CHALLENGE:
The listing below must be repeated word for word, with its images excluded.

DATA ROWS:
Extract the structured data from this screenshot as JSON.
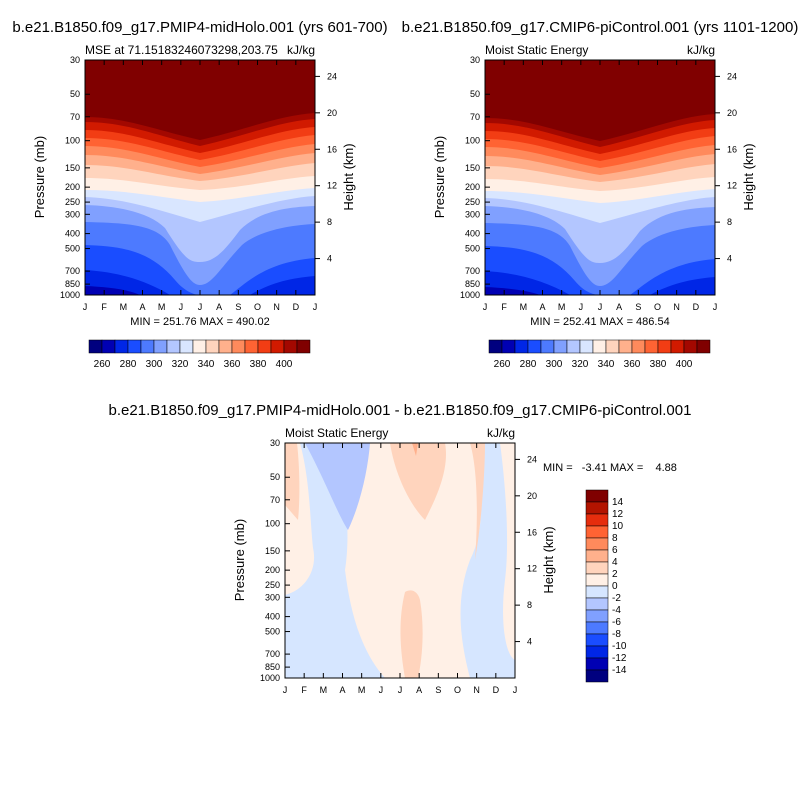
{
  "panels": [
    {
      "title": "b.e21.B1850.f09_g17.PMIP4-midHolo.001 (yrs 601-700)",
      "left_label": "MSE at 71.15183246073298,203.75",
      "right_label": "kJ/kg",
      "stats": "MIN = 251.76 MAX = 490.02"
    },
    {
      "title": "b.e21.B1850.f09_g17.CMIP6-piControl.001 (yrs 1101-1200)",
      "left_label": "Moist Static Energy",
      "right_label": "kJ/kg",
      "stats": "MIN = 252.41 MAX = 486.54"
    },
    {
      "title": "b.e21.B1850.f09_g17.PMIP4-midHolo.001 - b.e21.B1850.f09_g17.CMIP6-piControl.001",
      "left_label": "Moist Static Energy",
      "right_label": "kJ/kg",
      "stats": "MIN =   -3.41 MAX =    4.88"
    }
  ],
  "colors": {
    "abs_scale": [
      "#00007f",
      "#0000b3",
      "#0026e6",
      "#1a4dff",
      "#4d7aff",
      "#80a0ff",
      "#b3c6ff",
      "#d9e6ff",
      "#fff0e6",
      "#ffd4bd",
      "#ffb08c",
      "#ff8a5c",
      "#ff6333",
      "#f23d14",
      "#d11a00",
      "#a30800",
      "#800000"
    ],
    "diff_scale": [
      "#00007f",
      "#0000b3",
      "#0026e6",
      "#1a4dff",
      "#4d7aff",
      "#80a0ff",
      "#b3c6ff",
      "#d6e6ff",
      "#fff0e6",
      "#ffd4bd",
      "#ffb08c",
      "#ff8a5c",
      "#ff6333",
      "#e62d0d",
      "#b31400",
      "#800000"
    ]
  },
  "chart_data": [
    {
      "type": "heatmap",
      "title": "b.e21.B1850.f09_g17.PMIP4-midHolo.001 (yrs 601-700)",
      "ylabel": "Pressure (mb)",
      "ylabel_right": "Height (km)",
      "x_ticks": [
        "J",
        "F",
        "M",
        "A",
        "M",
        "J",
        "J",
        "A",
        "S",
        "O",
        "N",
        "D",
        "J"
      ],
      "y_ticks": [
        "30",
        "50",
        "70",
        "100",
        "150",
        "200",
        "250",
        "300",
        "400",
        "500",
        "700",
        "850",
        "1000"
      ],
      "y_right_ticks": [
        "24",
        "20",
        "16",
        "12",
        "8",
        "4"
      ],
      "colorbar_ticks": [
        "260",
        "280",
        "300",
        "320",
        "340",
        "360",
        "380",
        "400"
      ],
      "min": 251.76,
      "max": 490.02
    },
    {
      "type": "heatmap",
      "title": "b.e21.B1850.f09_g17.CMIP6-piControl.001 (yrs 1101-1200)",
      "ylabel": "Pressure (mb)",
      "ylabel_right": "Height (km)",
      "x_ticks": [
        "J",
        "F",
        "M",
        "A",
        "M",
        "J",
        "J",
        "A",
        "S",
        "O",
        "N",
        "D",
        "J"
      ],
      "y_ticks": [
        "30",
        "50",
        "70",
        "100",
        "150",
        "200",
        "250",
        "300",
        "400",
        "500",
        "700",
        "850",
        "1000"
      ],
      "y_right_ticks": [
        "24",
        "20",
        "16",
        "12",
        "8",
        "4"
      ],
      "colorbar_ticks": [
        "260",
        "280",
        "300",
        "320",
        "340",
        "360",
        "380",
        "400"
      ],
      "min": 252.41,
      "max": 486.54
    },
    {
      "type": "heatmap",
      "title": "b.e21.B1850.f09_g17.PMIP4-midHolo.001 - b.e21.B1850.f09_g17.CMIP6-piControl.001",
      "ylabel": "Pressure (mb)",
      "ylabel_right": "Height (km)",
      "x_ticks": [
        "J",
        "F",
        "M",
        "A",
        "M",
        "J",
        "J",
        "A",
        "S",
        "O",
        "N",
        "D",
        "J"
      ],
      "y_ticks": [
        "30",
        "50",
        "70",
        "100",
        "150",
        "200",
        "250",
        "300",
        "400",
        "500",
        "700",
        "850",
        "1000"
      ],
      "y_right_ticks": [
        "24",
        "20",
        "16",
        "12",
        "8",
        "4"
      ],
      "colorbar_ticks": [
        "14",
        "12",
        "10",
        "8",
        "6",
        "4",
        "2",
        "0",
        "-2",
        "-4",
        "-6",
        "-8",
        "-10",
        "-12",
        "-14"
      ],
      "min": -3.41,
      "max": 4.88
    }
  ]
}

RESULT OF THE TASK:
Extract the structured data from this screenshot as JSON.
{
  "panels": [
    {
      "title": "b.e21.B1850.f09_g17.PMIP4-midHolo.001 (yrs 601-700)",
      "left_label": "MSE at 71.15183246073298,203.75",
      "right_label": "kJ/kg",
      "stats": "MIN = 251.76 MAX = 490.02"
    },
    {
      "title": "b.e21.B1850.f09_g17.CMIP6-piControl.001 (yrs 1101-1200)",
      "left_label": "Moist Static Energy",
      "right_label": "kJ/kg",
      "stats": "MIN = 252.41 MAX = 486.54"
    },
    {
      "title": "b.e21.B1850.f09_g17.PMIP4-midHolo.001 - b.e21.B1850.f09_g17.CMIP6-piControl.001",
      "left_label": "Moist Static Energy",
      "right_label": "kJ/kg",
      "stats": "MIN =   -3.41 MAX =    4.88"
    }
  ],
  "colors": {
    "abs_scale": [
      "#00007f",
      "#0000b3",
      "#0026e6",
      "#1a4dff",
      "#4d7aff",
      "#80a0ff",
      "#b3c6ff",
      "#d9e6ff",
      "#fff0e6",
      "#ffd4bd",
      "#ffb08c",
      "#ff8a5c",
      "#ff6333",
      "#f23d14",
      "#d11a00",
      "#a30800",
      "#800000"
    ],
    "diff_scale": [
      "#00007f",
      "#0000b3",
      "#0026e6",
      "#1a4dff",
      "#4d7aff",
      "#80a0ff",
      "#b3c6ff",
      "#d6e6ff",
      "#fff0e6",
      "#ffd4bd",
      "#ffb08c",
      "#ff8a5c",
      "#ff6333",
      "#e62d0d",
      "#b31400",
      "#800000"
    ]
  },
  "chart_data": [
    {
      "type": "heatmap",
      "title": "b.e21.B1850.f09_g17.PMIP4-midHolo.001 (yrs 601-700)",
      "ylabel": "Pressure (mb)",
      "ylabel_right": "Height (km)",
      "x_ticks": [
        "J",
        "F",
        "M",
        "A",
        "M",
        "J",
        "J",
        "A",
        "S",
        "O",
        "N",
        "D",
        "J"
      ],
      "y_ticks": [
        "30",
        "50",
        "70",
        "100",
        "150",
        "200",
        "250",
        "300",
        "400",
        "500",
        "700",
        "850",
        "1000"
      ],
      "y_right_ticks": [
        "24",
        "20",
        "16",
        "12",
        "8",
        "4"
      ],
      "colorbar_ticks": [
        "260",
        "280",
        "300",
        "320",
        "340",
        "360",
        "380",
        "400"
      ],
      "min": 251.76,
      "max": 490.02
    },
    {
      "type": "heatmap",
      "title": "b.e21.B1850.f09_g17.CMIP6-piControl.001 (yrs 1101-1200)",
      "ylabel": "Pressure (mb)",
      "ylabel_right": "Height (km)",
      "x_ticks": [
        "J",
        "F",
        "M",
        "A",
        "M",
        "J",
        "J",
        "A",
        "S",
        "O",
        "N",
        "D",
        "J"
      ],
      "y_ticks": [
        "30",
        "50",
        "70",
        "100",
        "150",
        "200",
        "250",
        "300",
        "400",
        "500",
        "700",
        "850",
        "1000"
      ],
      "y_right_ticks": [
        "24",
        "20",
        "16",
        "12",
        "8",
        "4"
      ],
      "colorbar_ticks": [
        "260",
        "280",
        "300",
        "320",
        "340",
        "360",
        "380",
        "400"
      ],
      "min": 252.41,
      "max": 486.54
    },
    {
      "type": "heatmap",
      "title": "b.e21.B1850.f09_g17.PMIP4-midHolo.001 - b.e21.B1850.f09_g17.CMIP6-piControl.001",
      "ylabel": "Pressure (mb)",
      "ylabel_right": "Height (km)",
      "x_ticks": [
        "J",
        "F",
        "M",
        "A",
        "M",
        "J",
        "J",
        "A",
        "S",
        "O",
        "N",
        "D",
        "J"
      ],
      "y_ticks": [
        "30",
        "50",
        "70",
        "100",
        "150",
        "200",
        "250",
        "300",
        "400",
        "500",
        "700",
        "850",
        "1000"
      ],
      "y_right_ticks": [
        "24",
        "20",
        "16",
        "12",
        "8",
        "4"
      ],
      "colorbar_ticks": [
        "14",
        "12",
        "10",
        "8",
        "6",
        "4",
        "2",
        "0",
        "-2",
        "-4",
        "-6",
        "-8",
        "-10",
        "-12",
        "-14"
      ],
      "min": -3.41,
      "max": 4.88
    }
  ]
}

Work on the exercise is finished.